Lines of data
________________________________________

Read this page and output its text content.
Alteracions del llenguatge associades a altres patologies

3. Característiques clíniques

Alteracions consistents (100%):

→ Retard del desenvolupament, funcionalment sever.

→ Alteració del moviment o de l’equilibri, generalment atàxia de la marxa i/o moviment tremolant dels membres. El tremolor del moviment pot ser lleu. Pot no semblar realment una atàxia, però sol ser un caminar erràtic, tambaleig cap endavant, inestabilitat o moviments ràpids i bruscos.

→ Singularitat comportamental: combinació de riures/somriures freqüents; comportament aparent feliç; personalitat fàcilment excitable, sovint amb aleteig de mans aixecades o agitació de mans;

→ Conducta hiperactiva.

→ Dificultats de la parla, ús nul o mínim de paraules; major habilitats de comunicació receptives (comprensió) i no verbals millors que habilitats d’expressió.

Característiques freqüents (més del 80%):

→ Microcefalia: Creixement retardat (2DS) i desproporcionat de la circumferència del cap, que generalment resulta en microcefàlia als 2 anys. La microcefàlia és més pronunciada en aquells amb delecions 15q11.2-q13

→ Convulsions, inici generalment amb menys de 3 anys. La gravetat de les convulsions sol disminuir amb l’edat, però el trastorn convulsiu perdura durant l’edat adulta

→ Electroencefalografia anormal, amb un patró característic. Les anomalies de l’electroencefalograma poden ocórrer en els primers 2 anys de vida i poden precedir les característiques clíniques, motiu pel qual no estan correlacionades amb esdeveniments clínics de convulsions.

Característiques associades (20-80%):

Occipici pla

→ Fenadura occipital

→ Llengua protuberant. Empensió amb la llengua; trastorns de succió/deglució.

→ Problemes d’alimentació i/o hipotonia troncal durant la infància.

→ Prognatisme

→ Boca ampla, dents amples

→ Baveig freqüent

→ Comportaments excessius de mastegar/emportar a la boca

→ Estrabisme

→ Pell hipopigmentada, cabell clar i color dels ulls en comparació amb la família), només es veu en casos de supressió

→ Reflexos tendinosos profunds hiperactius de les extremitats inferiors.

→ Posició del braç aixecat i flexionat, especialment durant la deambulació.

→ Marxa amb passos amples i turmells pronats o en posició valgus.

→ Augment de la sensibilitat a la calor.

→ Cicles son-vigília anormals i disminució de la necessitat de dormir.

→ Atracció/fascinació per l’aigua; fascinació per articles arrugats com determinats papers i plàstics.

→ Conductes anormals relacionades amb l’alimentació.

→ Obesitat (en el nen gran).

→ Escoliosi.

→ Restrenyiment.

________________________________________

THE EXERCISE:
Nothing should be changed: write out all of the data as is.

FINAL RESULT:
Read this page and output its text content.
Alteracions del llenguatge associades a altres patologies

3. Característiques clíniques

Alteracions consistents (100%):

→ Retard del desenvolupament, funcionalment sever.

→ Alteració del moviment o de l’equilibri, generalment atàxia de la marxa i/o moviment tremolant dels membres. El tremolor del moviment pot ser lleu. Pot no semblar realment una atàxia, però sol ser un caminar erràtic, tambaleig cap endavant, inestabilitat o moviments ràpids i bruscos.

→ Singularitat comportamental: combinació de riures/somriures freqüents; comportament aparent feliç; personalitat fàcilment excitable, sovint amb aleteig de mans aixecades o agitació de mans;

→ Conducta hiperactiva.

→ Dificultats de la parla, ús nul o mínim de paraules; major habilitats de comunicació receptives (comprensió) i no verbals millors que habilitats d’expressió.

Característiques freqüents (més del 80%):

→ Microcefalia: Creixement retardat (2DS) i desproporcionat de la circumferència del cap, que generalment resulta en microcefàlia als 2 anys. La microcefàlia és més pronunciada en aquells amb delecions 15q11.2-q13

→ Convulsions, inici generalment amb menys de 3 anys. La gravetat de les convulsions sol disminuir amb l’edat, però el trastorn convulsiu perdura durant l’edat adulta

→ Electroencefalografia anormal, amb un patró característic. Les anomalies de l’electroencefalograma poden ocórrer en els primers 2 anys de vida i poden precedir les característiques clíniques, motiu pel qual no estan correlacionades amb esdeveniments clínics de convulsions.

Característiques associades (20-80%):

Occipici pla

→ Fenadura occipital

→ Llengua protuberant. Empensió amb la llengua; trastorns de succió/deglució.

→ Problemes d’alimentació i/o hipotonia troncal durant la infància.

→ Prognatisme

→ Boca ampla, dents amples

→ Baveig freqüent

→ Comportaments excessius de mastegar/emportar a la boca

→ Estrabisme

→ Pell hipopigmentada, cabell clar i color dels ulls en comparació amb la família), només es veu en casos de supressió

→ Reflexos tendinosos profunds hiperactius de les extremitats inferiors.

→ Posició del braç aixecat i flexionat, especialment durant la deambulació.

→ Marxa amb passos amples i turmells pronats o en posició valgus.

→ Augment de la sensibilitat a la calor.

→ Cicles son-vigília anormals i disminució de la necessitat de dormir.

→ Atracció/fascinació per l’aigua; fascinació per articles arrugats com determinats papers i plàstics.

→ Conductes anormals relacionades amb l’alimentació.

→ Obesitat (en el nen gran).

→ Escoliosi.

→ Restrenyiment.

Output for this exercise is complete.